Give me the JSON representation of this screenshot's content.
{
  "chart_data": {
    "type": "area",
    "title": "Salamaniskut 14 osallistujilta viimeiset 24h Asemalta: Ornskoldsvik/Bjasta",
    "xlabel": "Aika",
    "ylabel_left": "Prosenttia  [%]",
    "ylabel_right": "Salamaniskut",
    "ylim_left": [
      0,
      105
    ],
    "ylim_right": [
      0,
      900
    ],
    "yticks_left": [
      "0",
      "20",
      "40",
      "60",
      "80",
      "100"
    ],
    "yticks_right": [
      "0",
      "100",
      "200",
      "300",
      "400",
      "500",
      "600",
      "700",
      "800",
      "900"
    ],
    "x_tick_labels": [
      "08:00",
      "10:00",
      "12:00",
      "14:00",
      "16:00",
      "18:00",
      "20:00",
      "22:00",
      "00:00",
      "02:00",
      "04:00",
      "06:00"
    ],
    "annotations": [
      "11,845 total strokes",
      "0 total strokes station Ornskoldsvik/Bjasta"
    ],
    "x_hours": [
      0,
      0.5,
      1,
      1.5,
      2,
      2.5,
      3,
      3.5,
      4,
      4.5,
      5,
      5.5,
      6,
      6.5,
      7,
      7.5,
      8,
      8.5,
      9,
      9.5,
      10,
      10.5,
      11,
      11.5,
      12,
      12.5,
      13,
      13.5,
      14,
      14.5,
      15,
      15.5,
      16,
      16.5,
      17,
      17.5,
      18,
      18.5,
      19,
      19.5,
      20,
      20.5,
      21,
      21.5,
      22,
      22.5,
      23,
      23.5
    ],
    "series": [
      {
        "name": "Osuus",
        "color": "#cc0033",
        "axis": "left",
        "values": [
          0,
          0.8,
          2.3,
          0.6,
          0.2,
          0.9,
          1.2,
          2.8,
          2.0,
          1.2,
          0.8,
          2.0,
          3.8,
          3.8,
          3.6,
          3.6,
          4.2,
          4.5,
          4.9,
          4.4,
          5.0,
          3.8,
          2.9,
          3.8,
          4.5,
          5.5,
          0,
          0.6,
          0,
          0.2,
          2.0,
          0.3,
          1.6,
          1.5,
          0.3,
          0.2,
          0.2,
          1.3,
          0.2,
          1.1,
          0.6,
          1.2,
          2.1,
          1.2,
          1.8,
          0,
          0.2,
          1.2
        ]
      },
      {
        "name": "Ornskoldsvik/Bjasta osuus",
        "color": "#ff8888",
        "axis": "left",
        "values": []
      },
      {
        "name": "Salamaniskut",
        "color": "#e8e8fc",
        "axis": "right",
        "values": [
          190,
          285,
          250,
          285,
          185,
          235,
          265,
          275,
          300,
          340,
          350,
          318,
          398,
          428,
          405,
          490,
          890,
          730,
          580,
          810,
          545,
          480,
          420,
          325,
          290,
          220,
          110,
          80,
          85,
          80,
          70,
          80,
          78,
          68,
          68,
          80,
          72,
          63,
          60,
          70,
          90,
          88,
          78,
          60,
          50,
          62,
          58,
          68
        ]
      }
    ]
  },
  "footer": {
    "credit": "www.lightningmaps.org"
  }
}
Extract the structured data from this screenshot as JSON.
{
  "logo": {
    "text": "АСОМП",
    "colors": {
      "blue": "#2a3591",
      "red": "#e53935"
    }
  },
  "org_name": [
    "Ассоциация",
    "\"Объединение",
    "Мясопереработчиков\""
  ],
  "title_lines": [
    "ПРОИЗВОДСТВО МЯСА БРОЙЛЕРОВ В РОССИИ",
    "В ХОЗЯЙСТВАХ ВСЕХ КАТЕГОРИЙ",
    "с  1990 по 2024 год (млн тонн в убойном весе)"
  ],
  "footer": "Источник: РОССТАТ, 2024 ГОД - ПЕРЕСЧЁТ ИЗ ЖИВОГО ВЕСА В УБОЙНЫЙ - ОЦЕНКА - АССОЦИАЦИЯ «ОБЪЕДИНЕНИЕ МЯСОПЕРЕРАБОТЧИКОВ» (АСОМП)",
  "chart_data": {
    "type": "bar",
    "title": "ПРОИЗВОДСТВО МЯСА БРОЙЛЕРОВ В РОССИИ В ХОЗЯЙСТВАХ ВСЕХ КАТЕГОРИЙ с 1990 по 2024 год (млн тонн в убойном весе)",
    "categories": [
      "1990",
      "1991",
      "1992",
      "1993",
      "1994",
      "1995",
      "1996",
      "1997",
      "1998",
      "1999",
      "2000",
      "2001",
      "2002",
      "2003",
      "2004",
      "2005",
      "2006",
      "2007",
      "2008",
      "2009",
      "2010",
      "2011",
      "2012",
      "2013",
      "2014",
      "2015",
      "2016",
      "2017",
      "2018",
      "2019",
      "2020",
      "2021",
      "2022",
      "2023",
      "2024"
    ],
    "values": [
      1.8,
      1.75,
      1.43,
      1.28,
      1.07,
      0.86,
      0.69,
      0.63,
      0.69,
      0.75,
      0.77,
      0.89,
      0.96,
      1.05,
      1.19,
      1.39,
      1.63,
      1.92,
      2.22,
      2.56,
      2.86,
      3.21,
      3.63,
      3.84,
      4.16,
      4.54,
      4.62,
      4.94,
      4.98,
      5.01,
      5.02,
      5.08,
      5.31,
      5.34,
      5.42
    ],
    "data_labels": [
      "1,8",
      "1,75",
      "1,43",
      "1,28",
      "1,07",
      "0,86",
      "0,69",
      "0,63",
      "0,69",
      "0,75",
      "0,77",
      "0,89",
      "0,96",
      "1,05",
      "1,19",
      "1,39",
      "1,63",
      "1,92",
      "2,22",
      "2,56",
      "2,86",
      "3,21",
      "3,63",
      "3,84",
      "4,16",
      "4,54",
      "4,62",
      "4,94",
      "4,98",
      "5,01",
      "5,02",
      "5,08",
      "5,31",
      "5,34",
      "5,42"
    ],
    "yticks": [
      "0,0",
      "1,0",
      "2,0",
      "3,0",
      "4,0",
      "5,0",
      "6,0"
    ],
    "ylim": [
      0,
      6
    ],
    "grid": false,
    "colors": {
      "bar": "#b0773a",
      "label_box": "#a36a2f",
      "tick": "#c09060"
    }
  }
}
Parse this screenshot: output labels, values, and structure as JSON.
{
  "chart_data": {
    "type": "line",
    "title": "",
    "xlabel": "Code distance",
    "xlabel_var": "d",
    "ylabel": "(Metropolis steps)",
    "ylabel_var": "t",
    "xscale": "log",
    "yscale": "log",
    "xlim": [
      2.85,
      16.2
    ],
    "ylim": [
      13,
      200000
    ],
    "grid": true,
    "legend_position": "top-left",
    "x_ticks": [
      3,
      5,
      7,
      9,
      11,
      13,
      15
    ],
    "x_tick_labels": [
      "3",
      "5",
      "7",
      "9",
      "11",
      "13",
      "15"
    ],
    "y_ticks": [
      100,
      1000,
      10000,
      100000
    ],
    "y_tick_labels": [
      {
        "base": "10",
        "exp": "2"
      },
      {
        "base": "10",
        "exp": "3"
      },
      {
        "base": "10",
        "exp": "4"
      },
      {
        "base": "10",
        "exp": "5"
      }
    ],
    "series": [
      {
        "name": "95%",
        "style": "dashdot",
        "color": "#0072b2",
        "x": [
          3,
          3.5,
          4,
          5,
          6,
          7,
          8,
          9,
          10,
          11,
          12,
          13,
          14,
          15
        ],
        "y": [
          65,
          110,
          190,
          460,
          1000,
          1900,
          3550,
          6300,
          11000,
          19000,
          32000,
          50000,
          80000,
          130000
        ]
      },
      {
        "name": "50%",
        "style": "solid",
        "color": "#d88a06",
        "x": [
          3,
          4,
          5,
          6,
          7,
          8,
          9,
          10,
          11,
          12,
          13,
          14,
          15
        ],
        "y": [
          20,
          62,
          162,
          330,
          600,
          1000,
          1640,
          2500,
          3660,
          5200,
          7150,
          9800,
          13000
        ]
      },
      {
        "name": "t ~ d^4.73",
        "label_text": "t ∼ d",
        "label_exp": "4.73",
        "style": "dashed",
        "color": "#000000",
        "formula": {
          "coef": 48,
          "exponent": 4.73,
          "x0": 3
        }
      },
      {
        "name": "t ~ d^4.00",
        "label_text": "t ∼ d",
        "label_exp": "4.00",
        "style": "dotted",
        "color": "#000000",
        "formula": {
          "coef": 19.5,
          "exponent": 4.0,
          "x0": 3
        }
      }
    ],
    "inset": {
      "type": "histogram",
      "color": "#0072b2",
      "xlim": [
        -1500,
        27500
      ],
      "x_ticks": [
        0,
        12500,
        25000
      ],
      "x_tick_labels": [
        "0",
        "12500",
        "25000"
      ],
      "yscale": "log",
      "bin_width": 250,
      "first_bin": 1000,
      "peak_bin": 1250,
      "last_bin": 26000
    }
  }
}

^^^^^^^^

◆ Directions: Track down every line holding the string "тонн" and copy it.

◆ Task response:
    "с  1990 по 2024 год (млн тонн в убойном весе)"
    "title": "ПРОИЗВОДСТВО МЯСА БРОЙЛЕРОВ В РОССИИ В ХОЗЯЙСТВАХ ВСЕХ КАТЕГОРИЙ с 1990 по 2024 год (млн тонн в убойном весе)",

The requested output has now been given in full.